## What the exercise asks
Would you write out the entries below, every one of them, exactly?

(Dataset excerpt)

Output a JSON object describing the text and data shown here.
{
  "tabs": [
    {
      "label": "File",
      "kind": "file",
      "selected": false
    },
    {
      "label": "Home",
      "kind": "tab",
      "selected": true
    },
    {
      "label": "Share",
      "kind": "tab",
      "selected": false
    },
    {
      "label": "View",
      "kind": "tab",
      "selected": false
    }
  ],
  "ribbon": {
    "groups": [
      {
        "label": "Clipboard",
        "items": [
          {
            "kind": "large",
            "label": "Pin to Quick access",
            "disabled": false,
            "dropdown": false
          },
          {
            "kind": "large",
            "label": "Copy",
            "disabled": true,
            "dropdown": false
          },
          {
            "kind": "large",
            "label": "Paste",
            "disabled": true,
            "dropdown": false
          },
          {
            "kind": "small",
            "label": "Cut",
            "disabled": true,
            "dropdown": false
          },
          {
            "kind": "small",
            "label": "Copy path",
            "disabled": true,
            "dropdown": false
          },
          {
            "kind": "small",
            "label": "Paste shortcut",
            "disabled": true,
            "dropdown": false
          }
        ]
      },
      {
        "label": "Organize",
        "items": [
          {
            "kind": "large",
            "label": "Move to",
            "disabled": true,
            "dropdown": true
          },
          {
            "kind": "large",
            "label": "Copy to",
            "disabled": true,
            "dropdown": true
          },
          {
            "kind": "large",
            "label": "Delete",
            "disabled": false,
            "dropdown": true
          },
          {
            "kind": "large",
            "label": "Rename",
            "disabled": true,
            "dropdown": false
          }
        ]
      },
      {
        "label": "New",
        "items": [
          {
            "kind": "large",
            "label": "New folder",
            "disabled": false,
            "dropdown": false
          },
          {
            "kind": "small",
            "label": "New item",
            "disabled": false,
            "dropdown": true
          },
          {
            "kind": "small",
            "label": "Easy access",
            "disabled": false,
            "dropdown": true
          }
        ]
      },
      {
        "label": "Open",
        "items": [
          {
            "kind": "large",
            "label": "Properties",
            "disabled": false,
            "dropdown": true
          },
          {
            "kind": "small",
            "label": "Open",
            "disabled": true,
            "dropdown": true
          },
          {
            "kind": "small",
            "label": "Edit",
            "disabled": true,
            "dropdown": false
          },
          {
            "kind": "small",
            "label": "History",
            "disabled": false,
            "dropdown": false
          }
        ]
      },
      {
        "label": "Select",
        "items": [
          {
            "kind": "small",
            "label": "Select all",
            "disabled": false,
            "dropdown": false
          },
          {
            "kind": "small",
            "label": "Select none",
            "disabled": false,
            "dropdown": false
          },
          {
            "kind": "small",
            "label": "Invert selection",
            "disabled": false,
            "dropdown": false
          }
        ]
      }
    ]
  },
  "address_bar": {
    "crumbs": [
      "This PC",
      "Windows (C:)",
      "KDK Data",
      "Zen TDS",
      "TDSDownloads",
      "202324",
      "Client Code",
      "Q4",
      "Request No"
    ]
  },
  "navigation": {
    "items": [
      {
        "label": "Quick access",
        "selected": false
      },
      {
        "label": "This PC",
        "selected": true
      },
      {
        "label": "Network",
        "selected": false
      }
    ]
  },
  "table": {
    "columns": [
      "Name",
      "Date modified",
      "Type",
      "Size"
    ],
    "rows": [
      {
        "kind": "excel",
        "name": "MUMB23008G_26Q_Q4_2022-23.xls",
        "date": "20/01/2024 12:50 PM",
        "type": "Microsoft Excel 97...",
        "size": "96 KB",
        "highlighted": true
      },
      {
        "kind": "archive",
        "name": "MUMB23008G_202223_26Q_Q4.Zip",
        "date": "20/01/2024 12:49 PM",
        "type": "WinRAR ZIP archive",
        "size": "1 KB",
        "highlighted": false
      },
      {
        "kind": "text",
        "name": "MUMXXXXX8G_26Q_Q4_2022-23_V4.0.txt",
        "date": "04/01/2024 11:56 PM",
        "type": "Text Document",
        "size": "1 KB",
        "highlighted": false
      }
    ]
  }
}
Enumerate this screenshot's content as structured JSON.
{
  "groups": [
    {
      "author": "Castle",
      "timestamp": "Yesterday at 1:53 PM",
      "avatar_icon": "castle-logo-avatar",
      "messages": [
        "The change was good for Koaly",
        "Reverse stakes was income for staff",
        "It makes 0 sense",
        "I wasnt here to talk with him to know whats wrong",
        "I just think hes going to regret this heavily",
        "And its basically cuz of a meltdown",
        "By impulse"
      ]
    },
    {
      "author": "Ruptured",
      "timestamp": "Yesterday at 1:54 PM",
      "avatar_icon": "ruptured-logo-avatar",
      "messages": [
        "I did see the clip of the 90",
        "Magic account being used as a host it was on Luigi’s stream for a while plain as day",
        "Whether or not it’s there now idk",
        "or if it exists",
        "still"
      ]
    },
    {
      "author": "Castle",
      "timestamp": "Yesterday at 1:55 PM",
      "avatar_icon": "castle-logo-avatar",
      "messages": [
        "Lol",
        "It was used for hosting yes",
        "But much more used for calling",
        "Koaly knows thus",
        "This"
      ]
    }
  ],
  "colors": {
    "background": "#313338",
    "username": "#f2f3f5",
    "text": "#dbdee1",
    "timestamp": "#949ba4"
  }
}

## Output of the task
Output a JSON object describing the text and data shown here.
{
  "tabs": [
    {
      "label": "File",
      "kind": "file",
      "selected": false
    },
    {
      "label": "Home",
      "kind": "tab",
      "selected": true
    },
    {
      "label": "Share",
      "kind": "tab",
      "selected": false
    },
    {
      "label": "View",
      "kind": "tab",
      "selected": false
    }
  ],
  "ribbon": {
    "groups": [
      {
        "label": "Clipboard",
        "items": [
          {
            "kind": "large",
            "label": "Pin to Quick access",
            "disabled": false,
            "dropdown": false
          },
          {
            "kind": "large",
            "label": "Copy",
            "disabled": true,
            "dropdown": false
          },
          {
            "kind": "large",
            "label": "Paste",
            "disabled": true,
            "dropdown": false
          },
          {
            "kind": "small",
            "label": "Cut",
            "disabled": true,
            "dropdown": false
          },
          {
            "kind": "small",
            "label": "Copy path",
            "disabled": true,
            "dropdown": false
          },
          {
            "kind": "small",
            "label": "Paste shortcut",
            "disabled": true,
            "dropdown": false
          }
        ]
      },
      {
        "label": "Organize",
        "items": [
          {
            "kind": "large",
            "label": "Move to",
            "disabled": true,
            "dropdown": true
          },
          {
            "kind": "large",
            "label": "Copy to",
            "disabled": true,
            "dropdown": true
          },
          {
            "kind": "large",
            "label": "Delete",
            "disabled": false,
            "dropdown": true
          },
          {
            "kind": "large",
            "label": "Rename",
            "disabled": true,
            "dropdown": false
          }
        ]
      },
      {
        "label": "New",
        "items": [
          {
            "kind": "large",
            "label": "New folder",
            "disabled": false,
            "dropdown": false
          },
          {
            "kind": "small",
            "label": "New item",
            "disabled": false,
            "dropdown": true
          },
          {
            "kind": "small",
            "label": "Easy access",
            "disabled": false,
            "dropdown": true
          }
        ]
      },
      {
        "label": "Open",
        "items": [
          {
            "kind": "large",
            "label": "Properties",
            "disabled": false,
            "dropdown": true
          },
          {
            "kind": "small",
            "label": "Open",
            "disabled": true,
            "dropdown": true
          },
          {
            "kind": "small",
            "label": "Edit",
            "disabled": true,
            "dropdown": false
          },
          {
            "kind": "small",
            "label": "History",
            "disabled": false,
            "dropdown": false
          }
        ]
      },
      {
        "label": "Select",
        "items": [
          {
            "kind": "small",
            "label": "Select all",
            "disabled": false,
            "dropdown": false
          },
          {
            "kind": "small",
            "label": "Select none",
            "disabled": false,
            "dropdown": false
          },
          {
            "kind": "small",
            "label": "Invert selection",
            "disabled": false,
            "dropdown": false
          }
        ]
      }
    ]
  },
  "address_bar": {
    "crumbs": [
      "This PC",
      "Windows (C:)",
      "KDK Data",
      "Zen TDS",
      "TDSDownloads",
      "202324",
      "Client Code",
      "Q4",
      "Request No"
    ]
  },
  "navigation": {
    "items": [
      {
        "label": "Quick access",
        "selected": false
      },
      {
        "label": "This PC",
        "selected": true
      },
      {
        "label": "Network",
        "selected": false
      }
    ]
  },
  "table": {
    "columns": [
      "Name",
      "Date modified",
      "Type",
      "Size"
    ],
    "rows": [
      {
        "kind": "excel",
        "name": "MUMB23008G_26Q_Q4_2022-23.xls",
        "date": "20/01/2024 12:50 PM",
        "type": "Microsoft Excel 97...",
        "size": "96 KB",
        "highlighted": true
      },
      {
        "kind": "archive",
        "name": "MUMB23008G_202223_26Q_Q4.Zip",
        "date": "20/01/2024 12:49 PM",
        "type": "WinRAR ZIP archive",
        "size": "1 KB",
        "highlighted": false
      },
      {
        "kind": "text",
        "name": "MUMXXXXX8G_26Q_Q4_2022-23_V4.0.txt",
        "date": "04/01/2024 11:56 PM",
        "type": "Text Document",
        "size": "1 KB",
        "highlighted": false
      }
    ]
  }
}
Enumerate this screenshot's content as structured JSON.
{
  "groups": [
    {
      "author": "Castle",
      "timestamp": "Yesterday at 1:53 PM",
      "avatar_icon": "castle-logo-avatar",
      "messages": [
        "The change was good for Koaly",
        "Reverse stakes was income for staff",
        "It makes 0 sense",
        "I wasnt here to talk with him to know whats wrong",
        "I just think hes going to regret this heavily",
        "And its basically cuz of a meltdown",
        "By impulse"
      ]
    },
    {
      "author": "Ruptured",
      "timestamp": "Yesterday at 1:54 PM",
      "avatar_icon": "ruptured-logo-avatar",
      "messages": [
        "I did see the clip of the 90",
        "Magic account being used as a host it was on Luigi’s stream for a while plain as day",
        "Whether or not it’s there now idk",
        "or if it exists",
        "still"
      ]
    },
    {
      "author": "Castle",
      "timestamp": "Yesterday at 1:55 PM",
      "avatar_icon": "castle-logo-avatar",
      "messages": [
        "Lol",
        "It was used for hosting yes",
        "But much more used for calling",
        "Koaly knows thus",
        "This"
      ]
    }
  ],
  "colors": {
    "background": "#313338",
    "username": "#f2f3f5",
    "text": "#dbdee1",
    "timestamp": "#949ba4"
  }
}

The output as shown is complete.